AIM
From the listing below, pull out the lines that hold "type".

##### EXTRACTED DATA #####

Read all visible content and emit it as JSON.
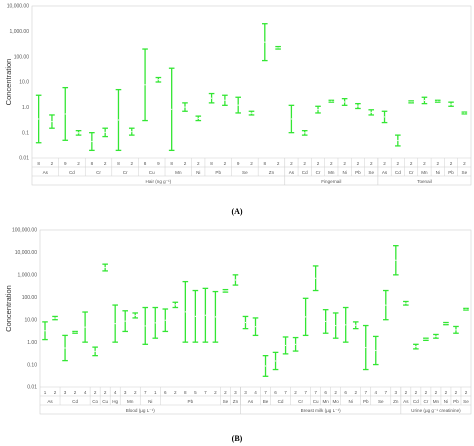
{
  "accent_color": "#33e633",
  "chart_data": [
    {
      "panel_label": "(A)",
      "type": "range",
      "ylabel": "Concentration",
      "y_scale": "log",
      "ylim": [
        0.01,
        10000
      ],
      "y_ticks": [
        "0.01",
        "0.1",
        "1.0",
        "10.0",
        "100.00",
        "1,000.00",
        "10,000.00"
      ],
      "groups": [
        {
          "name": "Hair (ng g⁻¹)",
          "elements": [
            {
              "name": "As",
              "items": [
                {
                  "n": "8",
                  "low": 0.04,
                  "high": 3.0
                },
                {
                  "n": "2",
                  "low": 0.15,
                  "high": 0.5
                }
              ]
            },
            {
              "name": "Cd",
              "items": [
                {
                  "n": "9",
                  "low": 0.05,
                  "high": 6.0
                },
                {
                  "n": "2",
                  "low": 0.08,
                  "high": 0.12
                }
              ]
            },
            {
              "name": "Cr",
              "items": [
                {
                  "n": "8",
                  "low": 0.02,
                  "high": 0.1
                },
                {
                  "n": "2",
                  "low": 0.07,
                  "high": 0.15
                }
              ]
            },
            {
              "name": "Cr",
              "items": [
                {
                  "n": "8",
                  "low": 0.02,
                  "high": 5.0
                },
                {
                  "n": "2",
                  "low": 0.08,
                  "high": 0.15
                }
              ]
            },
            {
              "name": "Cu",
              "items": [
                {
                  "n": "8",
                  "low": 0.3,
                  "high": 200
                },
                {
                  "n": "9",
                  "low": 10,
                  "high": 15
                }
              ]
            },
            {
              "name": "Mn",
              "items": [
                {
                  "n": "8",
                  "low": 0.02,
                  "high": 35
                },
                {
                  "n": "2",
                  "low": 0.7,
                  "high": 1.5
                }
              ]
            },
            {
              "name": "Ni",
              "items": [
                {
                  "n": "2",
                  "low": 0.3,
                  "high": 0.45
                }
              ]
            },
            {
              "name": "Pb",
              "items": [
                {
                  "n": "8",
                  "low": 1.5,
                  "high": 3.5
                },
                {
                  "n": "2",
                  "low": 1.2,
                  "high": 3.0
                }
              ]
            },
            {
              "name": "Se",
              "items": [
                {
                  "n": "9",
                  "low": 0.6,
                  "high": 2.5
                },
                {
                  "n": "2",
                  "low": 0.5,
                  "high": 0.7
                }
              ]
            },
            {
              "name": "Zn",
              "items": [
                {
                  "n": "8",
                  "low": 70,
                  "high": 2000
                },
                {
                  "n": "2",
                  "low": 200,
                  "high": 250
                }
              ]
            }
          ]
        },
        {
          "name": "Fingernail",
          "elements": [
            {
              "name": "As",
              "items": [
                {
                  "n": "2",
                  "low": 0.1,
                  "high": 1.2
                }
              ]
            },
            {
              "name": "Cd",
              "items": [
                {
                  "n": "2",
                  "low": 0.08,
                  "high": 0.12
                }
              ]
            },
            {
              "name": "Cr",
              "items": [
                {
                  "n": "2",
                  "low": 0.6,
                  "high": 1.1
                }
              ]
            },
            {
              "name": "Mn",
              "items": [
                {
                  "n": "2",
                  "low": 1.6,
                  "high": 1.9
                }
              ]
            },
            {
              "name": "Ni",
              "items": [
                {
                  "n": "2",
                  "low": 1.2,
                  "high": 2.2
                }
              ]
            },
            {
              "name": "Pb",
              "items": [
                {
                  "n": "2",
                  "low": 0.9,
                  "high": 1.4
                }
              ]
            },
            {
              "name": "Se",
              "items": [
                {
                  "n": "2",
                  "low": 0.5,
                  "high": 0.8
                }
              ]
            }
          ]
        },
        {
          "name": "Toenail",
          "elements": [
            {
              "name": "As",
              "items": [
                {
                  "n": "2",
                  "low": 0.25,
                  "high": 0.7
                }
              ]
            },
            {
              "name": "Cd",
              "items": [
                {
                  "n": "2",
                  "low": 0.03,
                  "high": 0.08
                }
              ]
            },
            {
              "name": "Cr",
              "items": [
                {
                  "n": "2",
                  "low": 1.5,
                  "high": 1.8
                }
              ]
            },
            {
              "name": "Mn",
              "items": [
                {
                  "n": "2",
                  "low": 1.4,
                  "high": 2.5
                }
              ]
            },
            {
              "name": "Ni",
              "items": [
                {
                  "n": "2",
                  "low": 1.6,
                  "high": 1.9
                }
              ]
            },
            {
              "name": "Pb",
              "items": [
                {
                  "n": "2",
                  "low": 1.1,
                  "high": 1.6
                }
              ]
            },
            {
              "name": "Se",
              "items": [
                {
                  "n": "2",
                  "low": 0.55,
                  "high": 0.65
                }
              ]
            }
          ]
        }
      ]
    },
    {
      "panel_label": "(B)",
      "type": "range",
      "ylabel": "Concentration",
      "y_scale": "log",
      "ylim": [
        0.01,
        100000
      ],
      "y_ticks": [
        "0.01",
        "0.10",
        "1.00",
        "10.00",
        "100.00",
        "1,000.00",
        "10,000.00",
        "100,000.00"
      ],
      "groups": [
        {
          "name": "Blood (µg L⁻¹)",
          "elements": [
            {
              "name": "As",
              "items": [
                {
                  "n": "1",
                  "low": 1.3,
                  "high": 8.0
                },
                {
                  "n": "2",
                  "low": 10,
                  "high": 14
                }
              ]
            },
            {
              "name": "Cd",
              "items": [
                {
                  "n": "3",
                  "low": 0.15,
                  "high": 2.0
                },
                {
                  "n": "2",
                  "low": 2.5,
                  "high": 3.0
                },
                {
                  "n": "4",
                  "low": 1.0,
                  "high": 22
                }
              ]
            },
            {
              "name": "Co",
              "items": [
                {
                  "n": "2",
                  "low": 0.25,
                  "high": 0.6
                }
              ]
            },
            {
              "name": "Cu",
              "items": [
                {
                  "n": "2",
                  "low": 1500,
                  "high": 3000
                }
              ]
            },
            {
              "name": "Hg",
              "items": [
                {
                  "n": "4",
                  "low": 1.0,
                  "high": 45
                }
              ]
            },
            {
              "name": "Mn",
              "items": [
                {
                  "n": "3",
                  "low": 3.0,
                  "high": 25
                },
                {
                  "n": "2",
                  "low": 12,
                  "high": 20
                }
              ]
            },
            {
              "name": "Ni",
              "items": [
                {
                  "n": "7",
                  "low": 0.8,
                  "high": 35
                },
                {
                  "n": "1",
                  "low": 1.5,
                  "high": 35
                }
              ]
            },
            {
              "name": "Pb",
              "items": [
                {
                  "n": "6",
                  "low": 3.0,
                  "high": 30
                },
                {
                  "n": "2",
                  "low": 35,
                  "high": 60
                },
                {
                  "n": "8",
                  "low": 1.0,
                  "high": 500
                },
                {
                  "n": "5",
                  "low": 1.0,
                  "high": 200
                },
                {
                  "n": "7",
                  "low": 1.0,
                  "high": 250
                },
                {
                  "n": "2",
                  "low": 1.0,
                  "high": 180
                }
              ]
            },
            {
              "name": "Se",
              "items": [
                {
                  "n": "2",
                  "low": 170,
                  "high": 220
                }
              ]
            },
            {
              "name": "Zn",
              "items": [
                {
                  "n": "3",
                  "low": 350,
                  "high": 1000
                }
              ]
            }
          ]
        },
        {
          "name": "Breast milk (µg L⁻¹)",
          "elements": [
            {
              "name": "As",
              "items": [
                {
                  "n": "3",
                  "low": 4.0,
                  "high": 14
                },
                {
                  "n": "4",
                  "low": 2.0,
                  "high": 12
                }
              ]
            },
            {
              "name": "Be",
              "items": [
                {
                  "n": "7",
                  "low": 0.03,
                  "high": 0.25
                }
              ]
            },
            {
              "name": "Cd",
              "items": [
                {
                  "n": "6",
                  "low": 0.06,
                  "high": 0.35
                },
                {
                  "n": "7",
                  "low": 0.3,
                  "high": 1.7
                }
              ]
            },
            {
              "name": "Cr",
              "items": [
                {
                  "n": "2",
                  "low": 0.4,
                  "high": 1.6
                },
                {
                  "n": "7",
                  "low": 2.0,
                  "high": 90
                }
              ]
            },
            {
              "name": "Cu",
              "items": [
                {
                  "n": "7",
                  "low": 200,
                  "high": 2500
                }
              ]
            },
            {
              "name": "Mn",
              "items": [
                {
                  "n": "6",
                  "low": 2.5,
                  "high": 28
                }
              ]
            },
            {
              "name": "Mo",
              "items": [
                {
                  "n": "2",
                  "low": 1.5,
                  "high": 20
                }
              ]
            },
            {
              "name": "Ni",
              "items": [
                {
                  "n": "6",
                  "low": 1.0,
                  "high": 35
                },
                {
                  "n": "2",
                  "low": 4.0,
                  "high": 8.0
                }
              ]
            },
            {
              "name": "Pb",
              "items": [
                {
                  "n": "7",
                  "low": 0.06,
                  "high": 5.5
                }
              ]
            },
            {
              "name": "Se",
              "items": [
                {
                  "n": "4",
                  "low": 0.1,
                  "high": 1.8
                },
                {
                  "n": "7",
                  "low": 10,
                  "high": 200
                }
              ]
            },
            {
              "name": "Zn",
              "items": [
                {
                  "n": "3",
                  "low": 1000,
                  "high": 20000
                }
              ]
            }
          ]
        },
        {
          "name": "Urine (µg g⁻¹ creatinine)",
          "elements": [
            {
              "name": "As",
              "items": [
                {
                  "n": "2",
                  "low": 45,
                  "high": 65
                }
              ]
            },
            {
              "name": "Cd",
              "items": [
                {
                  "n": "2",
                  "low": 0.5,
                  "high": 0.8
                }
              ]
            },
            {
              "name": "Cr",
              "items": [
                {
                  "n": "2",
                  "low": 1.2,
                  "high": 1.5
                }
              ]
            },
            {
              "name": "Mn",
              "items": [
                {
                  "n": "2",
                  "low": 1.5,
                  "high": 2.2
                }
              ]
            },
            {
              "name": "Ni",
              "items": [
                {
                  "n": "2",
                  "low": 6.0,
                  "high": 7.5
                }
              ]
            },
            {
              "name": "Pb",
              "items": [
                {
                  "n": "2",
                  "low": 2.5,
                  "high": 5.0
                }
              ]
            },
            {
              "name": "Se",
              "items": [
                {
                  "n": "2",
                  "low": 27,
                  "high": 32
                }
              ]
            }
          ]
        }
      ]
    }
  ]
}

#####
##### EXTRACTED DATA #####

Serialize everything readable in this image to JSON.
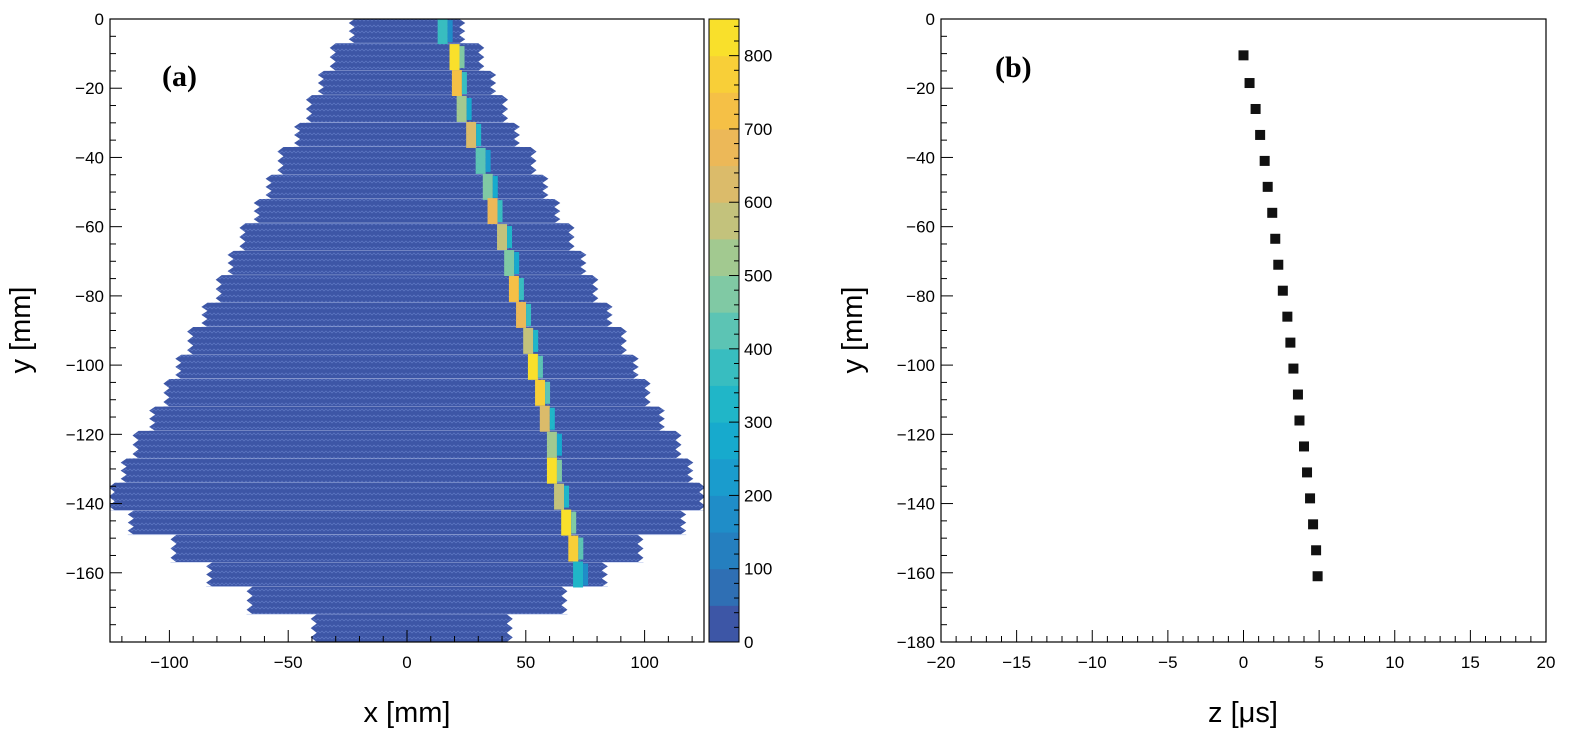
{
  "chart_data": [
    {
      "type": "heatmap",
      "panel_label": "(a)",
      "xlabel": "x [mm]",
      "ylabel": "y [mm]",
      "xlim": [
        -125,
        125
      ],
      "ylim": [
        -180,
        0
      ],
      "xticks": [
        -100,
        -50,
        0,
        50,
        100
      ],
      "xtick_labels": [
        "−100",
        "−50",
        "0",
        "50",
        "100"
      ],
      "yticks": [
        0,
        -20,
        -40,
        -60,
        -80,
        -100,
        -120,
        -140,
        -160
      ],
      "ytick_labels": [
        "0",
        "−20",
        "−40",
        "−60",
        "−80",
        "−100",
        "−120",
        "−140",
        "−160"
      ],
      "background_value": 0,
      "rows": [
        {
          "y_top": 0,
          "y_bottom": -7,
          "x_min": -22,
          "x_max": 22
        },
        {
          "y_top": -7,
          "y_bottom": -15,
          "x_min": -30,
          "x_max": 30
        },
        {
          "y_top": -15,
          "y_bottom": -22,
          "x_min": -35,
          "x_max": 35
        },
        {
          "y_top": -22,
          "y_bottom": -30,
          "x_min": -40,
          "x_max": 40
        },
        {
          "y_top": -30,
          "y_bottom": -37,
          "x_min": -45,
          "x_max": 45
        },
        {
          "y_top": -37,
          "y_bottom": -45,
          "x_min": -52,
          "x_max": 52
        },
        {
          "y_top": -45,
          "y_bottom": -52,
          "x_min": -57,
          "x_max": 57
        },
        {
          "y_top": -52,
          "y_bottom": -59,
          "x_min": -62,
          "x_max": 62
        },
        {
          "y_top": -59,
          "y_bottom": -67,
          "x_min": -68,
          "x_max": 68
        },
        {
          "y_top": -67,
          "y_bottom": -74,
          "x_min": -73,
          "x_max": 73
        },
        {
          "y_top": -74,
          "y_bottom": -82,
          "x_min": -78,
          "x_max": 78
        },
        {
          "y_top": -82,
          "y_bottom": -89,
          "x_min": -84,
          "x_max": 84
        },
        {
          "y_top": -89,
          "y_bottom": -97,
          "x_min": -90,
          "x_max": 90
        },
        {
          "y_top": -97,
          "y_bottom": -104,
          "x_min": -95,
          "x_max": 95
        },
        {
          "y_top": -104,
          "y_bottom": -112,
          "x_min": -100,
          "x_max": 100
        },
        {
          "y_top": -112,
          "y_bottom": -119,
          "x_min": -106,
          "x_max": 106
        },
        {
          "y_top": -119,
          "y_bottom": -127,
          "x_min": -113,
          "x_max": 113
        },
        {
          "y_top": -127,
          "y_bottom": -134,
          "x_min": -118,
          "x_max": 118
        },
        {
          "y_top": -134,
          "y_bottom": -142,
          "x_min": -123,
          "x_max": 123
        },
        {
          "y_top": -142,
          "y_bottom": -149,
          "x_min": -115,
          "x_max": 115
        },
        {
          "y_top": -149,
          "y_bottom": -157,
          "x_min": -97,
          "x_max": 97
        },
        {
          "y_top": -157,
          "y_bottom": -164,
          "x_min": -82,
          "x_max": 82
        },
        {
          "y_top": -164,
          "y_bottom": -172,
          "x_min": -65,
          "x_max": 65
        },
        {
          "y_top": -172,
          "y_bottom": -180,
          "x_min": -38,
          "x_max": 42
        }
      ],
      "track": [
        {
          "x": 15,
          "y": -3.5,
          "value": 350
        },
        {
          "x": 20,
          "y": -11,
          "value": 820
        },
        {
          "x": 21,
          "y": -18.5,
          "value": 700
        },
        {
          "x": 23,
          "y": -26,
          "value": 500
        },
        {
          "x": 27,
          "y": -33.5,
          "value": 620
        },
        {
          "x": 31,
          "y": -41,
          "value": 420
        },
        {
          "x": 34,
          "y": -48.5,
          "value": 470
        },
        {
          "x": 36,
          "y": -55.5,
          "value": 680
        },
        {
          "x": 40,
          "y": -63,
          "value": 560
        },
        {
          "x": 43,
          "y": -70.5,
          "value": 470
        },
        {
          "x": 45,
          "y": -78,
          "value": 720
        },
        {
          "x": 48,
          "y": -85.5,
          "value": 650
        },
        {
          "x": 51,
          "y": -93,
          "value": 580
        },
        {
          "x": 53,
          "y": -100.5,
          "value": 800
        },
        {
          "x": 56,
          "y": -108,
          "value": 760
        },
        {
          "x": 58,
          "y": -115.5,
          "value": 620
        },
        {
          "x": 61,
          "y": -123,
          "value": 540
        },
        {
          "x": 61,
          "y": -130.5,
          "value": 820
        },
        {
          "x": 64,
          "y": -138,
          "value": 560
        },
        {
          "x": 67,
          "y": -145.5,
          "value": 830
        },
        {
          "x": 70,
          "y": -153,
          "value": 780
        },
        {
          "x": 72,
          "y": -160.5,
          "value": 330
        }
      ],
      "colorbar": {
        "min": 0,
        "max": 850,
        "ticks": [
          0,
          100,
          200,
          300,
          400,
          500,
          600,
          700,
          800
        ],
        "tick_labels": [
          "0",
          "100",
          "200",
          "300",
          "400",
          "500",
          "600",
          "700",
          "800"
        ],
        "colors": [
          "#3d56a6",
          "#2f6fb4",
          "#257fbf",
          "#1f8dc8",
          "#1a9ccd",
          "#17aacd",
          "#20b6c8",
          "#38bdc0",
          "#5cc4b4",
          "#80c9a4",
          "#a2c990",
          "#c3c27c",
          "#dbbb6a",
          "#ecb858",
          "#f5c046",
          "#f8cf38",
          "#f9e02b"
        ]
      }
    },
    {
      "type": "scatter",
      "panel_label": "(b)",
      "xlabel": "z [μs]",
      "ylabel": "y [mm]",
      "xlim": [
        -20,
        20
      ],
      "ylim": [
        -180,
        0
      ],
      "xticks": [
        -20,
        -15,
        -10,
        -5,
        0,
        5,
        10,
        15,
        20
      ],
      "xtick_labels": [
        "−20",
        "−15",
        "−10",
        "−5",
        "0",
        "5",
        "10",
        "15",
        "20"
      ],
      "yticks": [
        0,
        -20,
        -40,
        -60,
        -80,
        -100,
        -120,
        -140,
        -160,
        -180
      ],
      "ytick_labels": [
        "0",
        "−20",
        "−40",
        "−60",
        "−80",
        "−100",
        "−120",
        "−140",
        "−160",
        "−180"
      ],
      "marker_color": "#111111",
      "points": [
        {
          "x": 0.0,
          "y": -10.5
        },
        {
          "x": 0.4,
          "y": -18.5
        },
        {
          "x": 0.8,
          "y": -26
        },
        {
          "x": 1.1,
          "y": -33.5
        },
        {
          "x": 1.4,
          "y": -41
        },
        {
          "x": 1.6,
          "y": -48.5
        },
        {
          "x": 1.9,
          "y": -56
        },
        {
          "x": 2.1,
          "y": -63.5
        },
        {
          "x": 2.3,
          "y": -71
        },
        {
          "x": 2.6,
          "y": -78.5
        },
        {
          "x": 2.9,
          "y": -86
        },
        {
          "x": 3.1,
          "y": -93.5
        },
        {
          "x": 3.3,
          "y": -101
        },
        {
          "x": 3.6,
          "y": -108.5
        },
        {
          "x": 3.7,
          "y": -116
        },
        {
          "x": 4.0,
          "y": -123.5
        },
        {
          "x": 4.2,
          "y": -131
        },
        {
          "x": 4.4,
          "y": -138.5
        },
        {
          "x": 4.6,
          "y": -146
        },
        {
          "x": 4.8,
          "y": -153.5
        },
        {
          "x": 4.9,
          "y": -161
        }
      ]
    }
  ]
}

#####

EXERCISE OUTPUT
      "type": "range",
      "type": "range",
      "type": "heatmap",
      "type": "scatter",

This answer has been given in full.